**PROBLEM TO SOLVE**
Lines containing the string "background" are to be collected in full.

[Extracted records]
BEGIN

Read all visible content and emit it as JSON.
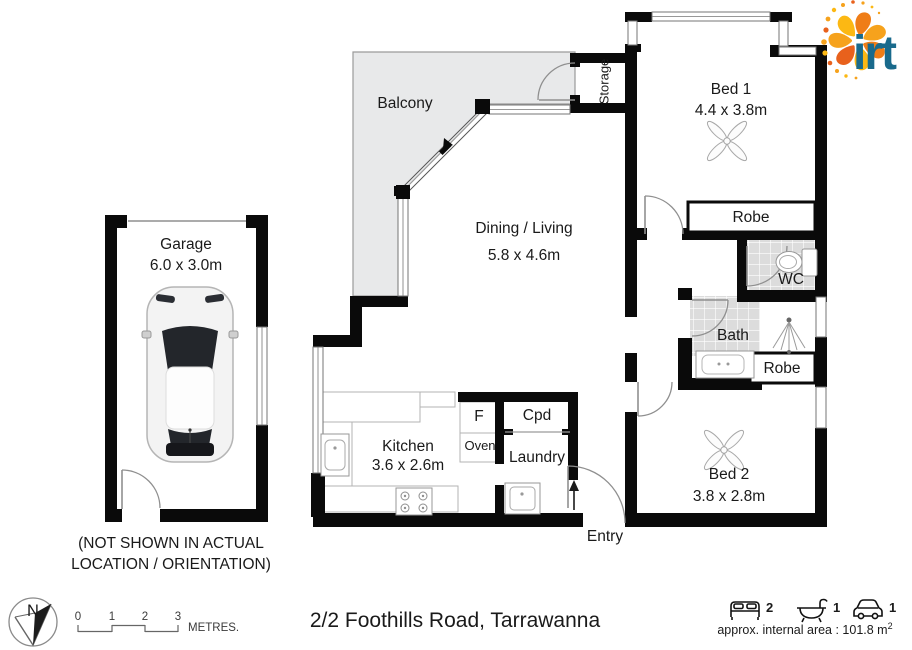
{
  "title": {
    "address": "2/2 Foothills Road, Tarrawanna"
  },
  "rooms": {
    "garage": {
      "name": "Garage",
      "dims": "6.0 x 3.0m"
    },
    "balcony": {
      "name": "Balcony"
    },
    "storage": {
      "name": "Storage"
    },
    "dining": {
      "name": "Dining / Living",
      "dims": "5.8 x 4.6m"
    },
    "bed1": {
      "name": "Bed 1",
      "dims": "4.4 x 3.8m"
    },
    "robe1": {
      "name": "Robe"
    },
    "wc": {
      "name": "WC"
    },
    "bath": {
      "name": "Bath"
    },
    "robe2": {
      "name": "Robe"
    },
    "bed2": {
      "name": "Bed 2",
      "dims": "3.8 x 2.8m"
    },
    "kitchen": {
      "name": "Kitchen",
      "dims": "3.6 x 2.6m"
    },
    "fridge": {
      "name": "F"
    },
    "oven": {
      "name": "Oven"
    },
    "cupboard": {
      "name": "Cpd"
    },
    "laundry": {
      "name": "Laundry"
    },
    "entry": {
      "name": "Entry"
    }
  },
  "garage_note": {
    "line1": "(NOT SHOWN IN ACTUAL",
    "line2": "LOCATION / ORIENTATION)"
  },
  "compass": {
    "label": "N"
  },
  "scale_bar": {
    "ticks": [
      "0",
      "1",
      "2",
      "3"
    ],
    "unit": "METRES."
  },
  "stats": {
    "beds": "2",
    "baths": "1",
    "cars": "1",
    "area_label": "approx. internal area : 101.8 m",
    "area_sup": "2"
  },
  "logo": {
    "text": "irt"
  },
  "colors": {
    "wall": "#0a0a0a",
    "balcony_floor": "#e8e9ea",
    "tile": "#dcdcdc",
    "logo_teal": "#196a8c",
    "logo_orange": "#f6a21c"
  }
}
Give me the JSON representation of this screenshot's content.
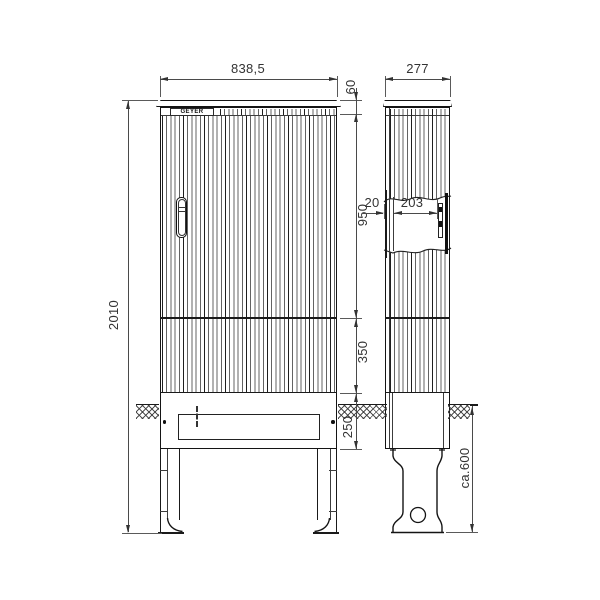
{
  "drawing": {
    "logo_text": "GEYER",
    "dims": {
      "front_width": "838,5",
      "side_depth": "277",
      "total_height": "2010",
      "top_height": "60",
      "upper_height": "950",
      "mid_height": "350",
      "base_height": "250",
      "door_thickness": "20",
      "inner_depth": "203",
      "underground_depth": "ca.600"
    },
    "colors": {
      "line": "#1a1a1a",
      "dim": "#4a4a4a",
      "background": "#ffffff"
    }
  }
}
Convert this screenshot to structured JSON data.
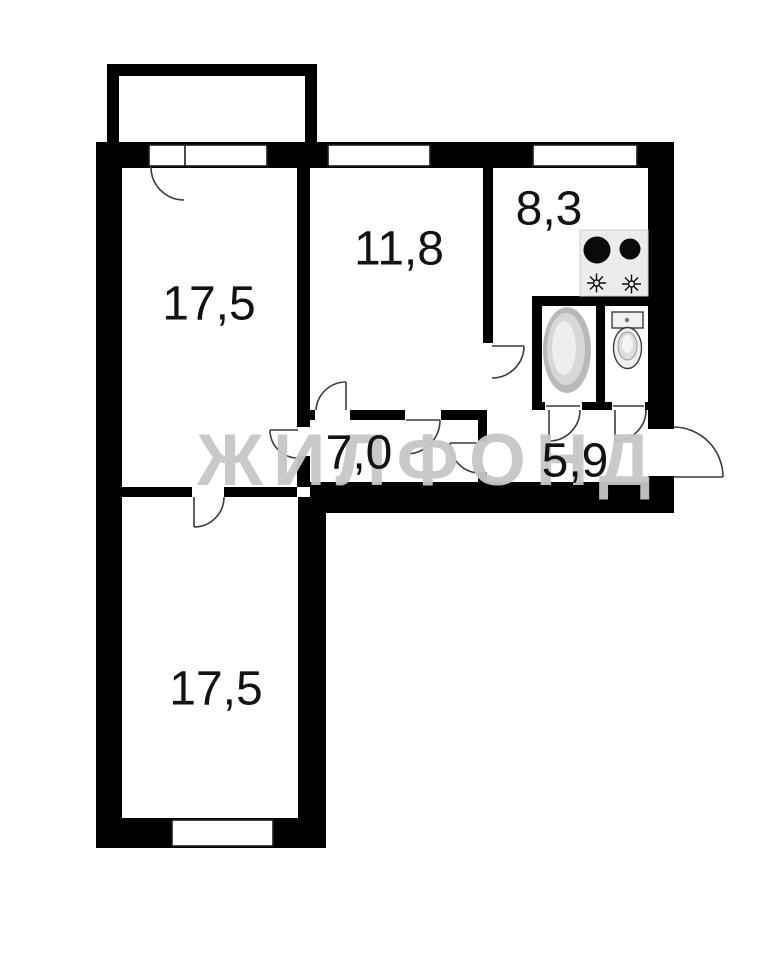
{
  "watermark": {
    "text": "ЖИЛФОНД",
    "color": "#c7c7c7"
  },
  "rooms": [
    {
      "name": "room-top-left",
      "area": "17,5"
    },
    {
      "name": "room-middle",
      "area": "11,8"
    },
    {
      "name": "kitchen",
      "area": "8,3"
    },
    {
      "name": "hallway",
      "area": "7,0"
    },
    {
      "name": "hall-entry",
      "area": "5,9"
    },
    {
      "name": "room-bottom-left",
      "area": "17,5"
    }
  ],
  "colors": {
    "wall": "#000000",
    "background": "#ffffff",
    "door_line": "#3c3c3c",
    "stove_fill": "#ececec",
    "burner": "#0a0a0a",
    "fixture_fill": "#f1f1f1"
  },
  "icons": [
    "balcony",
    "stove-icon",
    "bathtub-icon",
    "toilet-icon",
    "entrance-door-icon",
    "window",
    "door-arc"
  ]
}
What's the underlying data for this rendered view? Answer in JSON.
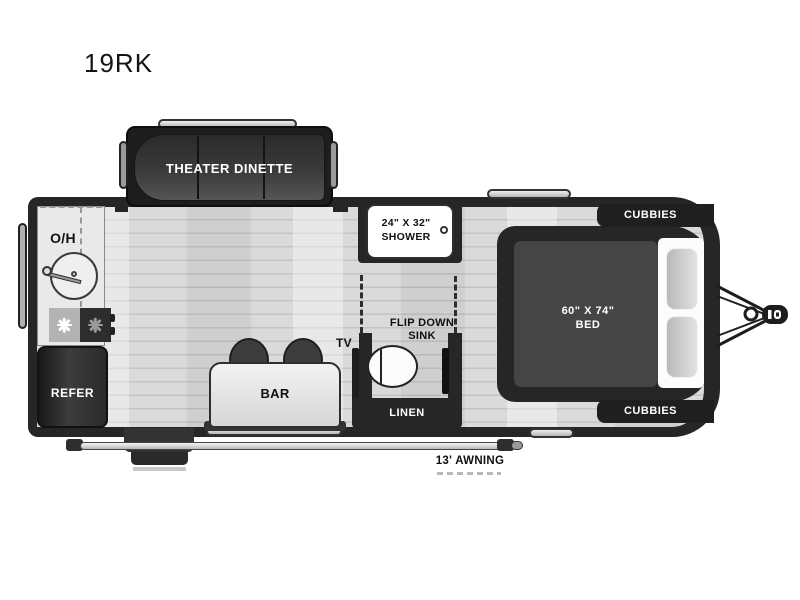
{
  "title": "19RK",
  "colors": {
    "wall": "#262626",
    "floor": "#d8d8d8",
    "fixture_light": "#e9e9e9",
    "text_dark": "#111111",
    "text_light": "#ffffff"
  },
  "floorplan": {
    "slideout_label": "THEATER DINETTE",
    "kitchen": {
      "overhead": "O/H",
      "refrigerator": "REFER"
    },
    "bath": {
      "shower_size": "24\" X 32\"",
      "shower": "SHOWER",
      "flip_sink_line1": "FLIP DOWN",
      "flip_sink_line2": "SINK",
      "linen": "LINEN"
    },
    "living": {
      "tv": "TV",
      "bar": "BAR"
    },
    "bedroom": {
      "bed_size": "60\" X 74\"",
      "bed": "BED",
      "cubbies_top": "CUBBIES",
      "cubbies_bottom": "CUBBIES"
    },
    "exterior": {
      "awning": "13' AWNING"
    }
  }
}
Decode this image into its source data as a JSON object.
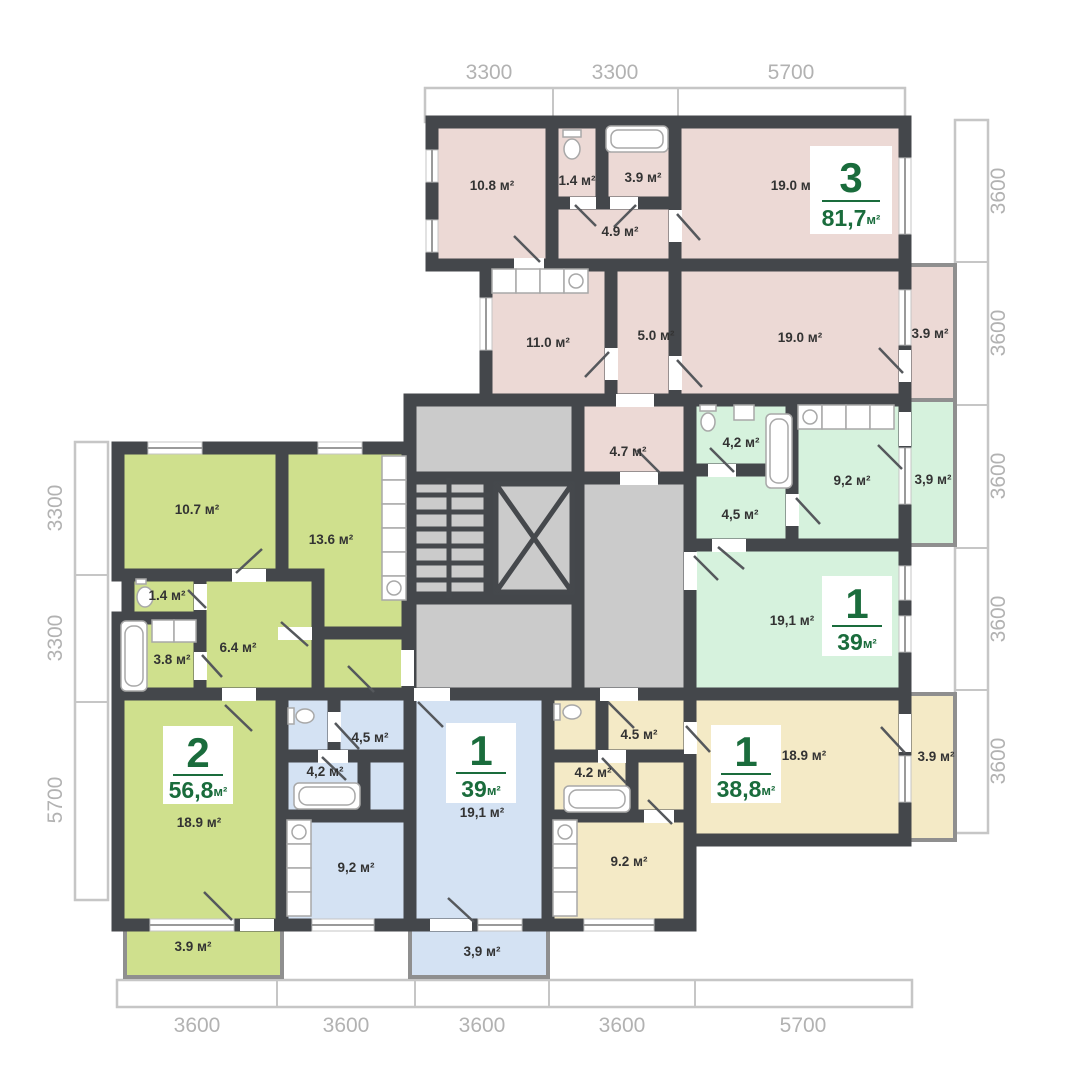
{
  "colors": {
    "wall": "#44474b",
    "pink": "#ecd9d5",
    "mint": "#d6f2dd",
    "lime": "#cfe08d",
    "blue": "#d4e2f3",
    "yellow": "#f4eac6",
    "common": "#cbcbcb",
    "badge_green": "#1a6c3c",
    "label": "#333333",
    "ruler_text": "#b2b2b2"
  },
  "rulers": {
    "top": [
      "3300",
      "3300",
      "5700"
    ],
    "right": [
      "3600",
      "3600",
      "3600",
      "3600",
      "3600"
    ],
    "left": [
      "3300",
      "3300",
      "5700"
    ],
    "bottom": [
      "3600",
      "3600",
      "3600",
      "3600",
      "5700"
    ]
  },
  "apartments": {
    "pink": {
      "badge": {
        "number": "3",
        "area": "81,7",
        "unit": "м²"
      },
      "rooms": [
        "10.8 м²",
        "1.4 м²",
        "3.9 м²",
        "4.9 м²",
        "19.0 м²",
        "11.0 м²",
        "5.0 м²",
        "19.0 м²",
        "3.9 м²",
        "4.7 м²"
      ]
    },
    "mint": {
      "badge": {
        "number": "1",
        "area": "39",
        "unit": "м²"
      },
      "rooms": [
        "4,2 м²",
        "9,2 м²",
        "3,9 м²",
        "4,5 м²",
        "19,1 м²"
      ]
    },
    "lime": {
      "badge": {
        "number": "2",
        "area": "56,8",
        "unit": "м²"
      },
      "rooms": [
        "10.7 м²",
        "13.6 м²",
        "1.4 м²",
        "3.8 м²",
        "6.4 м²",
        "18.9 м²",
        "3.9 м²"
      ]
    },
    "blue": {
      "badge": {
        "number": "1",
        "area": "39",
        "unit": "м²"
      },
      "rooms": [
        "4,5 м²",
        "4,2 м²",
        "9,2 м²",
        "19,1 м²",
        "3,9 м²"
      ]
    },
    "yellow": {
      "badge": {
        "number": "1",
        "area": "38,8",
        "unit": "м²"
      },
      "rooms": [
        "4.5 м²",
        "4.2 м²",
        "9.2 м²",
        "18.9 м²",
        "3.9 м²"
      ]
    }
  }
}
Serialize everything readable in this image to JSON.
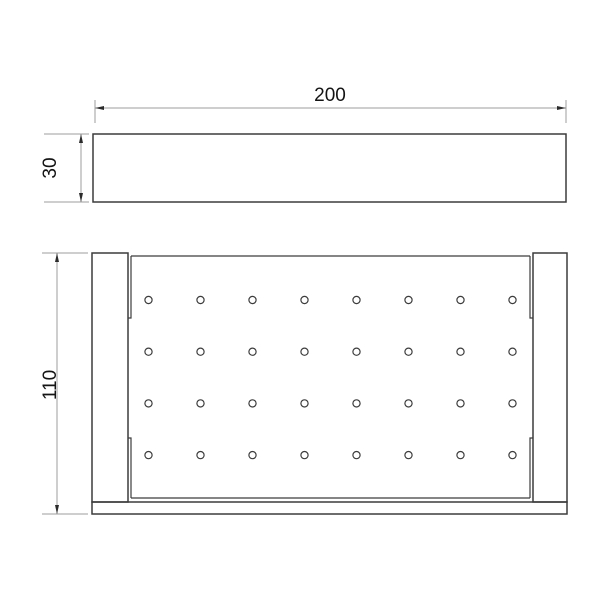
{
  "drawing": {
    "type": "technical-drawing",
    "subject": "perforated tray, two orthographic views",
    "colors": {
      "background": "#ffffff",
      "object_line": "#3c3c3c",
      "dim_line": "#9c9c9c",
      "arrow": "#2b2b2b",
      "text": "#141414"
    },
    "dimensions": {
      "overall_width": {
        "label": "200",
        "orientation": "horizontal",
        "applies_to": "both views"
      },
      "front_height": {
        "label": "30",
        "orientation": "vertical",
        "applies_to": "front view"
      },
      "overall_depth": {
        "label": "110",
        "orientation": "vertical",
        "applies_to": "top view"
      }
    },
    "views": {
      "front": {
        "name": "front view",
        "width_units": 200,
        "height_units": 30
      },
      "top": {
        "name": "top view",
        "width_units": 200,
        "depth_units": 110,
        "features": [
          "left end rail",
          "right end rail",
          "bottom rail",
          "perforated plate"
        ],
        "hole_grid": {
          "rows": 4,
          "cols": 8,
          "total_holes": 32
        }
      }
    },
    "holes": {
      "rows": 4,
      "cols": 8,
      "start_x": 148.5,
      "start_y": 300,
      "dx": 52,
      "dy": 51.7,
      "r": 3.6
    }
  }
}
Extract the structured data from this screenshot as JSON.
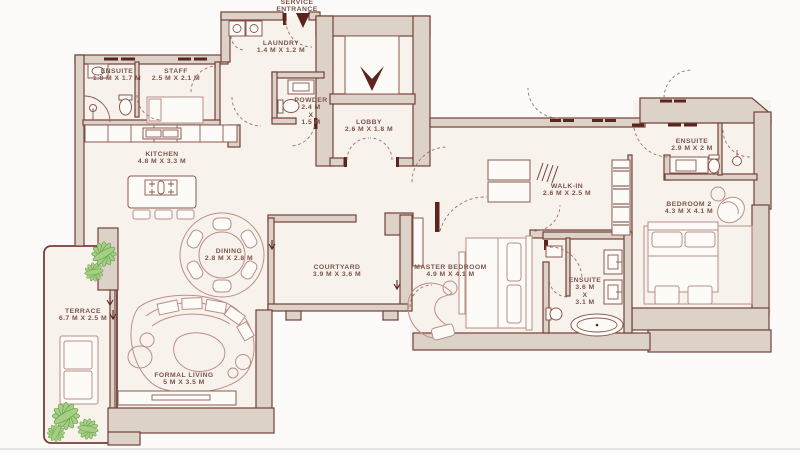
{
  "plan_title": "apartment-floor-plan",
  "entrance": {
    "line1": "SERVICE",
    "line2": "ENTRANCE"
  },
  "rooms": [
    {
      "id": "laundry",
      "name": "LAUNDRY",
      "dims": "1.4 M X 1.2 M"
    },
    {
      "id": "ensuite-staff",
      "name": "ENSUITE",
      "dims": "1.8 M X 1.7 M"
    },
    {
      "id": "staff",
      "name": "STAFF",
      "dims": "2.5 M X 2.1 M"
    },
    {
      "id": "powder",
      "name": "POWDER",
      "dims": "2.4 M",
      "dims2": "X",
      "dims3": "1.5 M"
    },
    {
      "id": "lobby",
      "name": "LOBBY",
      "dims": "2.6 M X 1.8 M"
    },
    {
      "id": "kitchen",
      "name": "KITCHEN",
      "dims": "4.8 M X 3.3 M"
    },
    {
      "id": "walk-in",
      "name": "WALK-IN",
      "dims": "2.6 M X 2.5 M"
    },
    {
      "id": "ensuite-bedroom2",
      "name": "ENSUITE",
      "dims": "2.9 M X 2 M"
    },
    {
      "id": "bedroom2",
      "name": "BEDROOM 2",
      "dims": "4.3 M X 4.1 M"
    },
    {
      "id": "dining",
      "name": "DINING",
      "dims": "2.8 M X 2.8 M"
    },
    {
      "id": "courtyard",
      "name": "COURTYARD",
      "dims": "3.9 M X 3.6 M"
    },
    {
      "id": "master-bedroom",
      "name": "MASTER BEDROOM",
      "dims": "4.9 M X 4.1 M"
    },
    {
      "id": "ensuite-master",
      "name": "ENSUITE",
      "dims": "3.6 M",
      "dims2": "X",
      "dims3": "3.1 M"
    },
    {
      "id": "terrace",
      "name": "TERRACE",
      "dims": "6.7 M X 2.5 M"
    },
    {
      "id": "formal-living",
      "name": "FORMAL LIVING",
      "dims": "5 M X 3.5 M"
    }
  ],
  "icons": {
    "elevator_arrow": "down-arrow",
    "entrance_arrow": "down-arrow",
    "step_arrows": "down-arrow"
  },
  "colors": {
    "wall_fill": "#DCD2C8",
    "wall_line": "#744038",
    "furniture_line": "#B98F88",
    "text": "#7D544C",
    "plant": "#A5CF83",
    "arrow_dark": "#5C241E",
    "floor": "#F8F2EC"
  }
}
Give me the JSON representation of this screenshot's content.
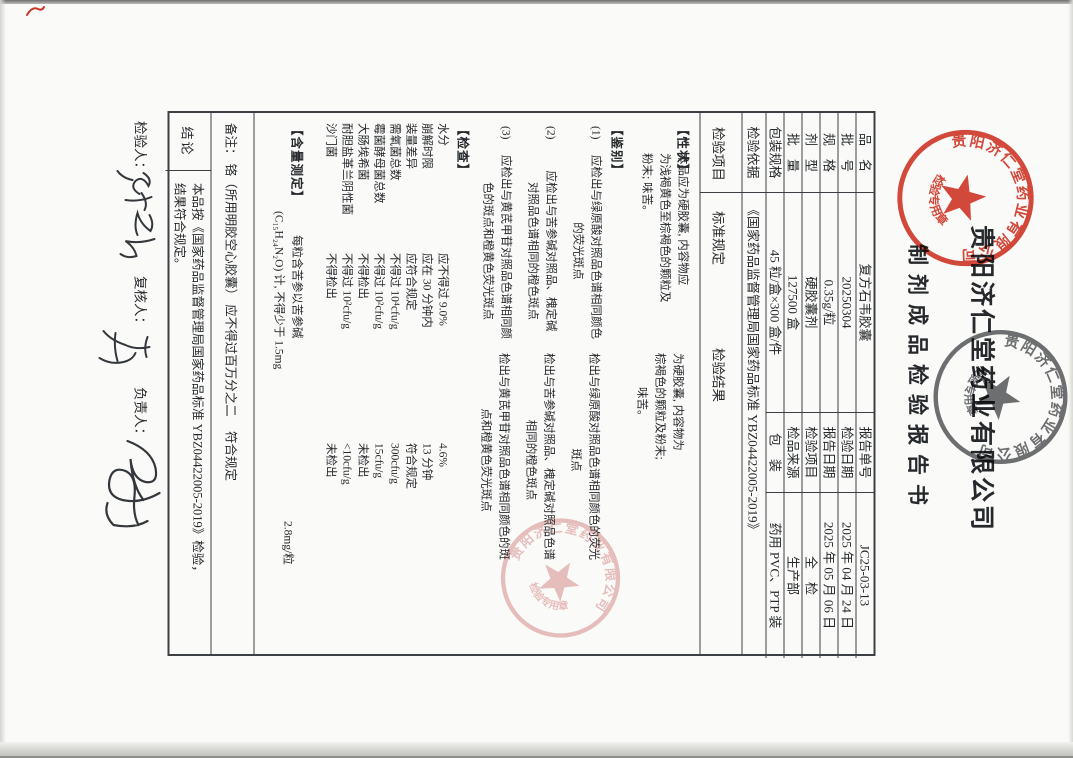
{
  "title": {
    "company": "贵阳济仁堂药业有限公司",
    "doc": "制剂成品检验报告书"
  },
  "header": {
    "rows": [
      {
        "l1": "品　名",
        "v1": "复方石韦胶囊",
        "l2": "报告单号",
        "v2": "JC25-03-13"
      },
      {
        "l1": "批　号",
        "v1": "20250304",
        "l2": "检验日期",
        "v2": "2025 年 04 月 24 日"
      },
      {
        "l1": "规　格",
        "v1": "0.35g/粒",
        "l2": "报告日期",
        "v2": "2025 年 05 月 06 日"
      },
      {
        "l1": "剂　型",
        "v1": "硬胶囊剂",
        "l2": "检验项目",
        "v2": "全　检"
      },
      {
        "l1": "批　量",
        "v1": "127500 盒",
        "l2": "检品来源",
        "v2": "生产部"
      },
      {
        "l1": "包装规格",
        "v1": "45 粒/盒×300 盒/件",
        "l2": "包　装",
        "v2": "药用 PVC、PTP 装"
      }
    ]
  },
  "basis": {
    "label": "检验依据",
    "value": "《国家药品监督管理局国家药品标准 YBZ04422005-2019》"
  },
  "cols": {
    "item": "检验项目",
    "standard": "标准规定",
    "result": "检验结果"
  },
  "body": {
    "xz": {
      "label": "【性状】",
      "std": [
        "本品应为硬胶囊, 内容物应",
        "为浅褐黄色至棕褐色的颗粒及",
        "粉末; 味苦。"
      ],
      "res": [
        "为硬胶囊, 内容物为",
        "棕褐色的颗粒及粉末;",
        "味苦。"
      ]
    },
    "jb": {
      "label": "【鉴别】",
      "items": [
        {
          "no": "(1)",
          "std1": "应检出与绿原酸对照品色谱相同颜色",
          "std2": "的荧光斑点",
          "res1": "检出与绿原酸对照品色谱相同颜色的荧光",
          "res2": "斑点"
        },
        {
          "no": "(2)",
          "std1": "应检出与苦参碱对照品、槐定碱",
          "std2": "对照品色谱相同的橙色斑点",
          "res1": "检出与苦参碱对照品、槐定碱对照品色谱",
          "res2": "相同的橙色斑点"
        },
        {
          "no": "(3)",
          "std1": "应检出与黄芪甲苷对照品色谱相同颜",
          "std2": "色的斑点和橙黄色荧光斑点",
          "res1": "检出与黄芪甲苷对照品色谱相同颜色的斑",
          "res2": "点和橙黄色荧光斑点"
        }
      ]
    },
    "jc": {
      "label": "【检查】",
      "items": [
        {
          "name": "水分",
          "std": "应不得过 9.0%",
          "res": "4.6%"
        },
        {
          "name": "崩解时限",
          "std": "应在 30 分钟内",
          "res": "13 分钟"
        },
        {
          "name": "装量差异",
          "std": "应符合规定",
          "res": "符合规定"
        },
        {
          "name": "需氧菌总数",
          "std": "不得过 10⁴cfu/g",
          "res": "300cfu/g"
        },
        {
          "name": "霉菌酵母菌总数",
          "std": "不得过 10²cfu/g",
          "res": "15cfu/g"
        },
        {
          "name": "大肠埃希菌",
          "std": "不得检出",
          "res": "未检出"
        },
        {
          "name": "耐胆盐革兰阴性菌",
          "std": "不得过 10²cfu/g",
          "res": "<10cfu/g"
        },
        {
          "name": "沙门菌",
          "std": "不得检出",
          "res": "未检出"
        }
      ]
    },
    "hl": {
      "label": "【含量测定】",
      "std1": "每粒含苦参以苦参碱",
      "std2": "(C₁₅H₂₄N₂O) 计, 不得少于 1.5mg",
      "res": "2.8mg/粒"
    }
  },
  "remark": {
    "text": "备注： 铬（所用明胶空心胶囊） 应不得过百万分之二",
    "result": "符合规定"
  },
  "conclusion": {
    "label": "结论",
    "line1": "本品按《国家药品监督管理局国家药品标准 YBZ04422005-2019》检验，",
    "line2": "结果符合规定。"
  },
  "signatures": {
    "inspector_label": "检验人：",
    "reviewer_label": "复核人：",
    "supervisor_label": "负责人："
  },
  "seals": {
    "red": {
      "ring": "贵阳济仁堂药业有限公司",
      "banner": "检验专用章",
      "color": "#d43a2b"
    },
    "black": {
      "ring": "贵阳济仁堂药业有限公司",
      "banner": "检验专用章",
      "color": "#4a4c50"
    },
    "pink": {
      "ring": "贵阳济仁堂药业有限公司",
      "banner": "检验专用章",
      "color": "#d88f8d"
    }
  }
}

END

**FINISHED EXERCISE**
      "background": "#ffffff"
    "background": "#ffffff",
      "background": "#ffffff",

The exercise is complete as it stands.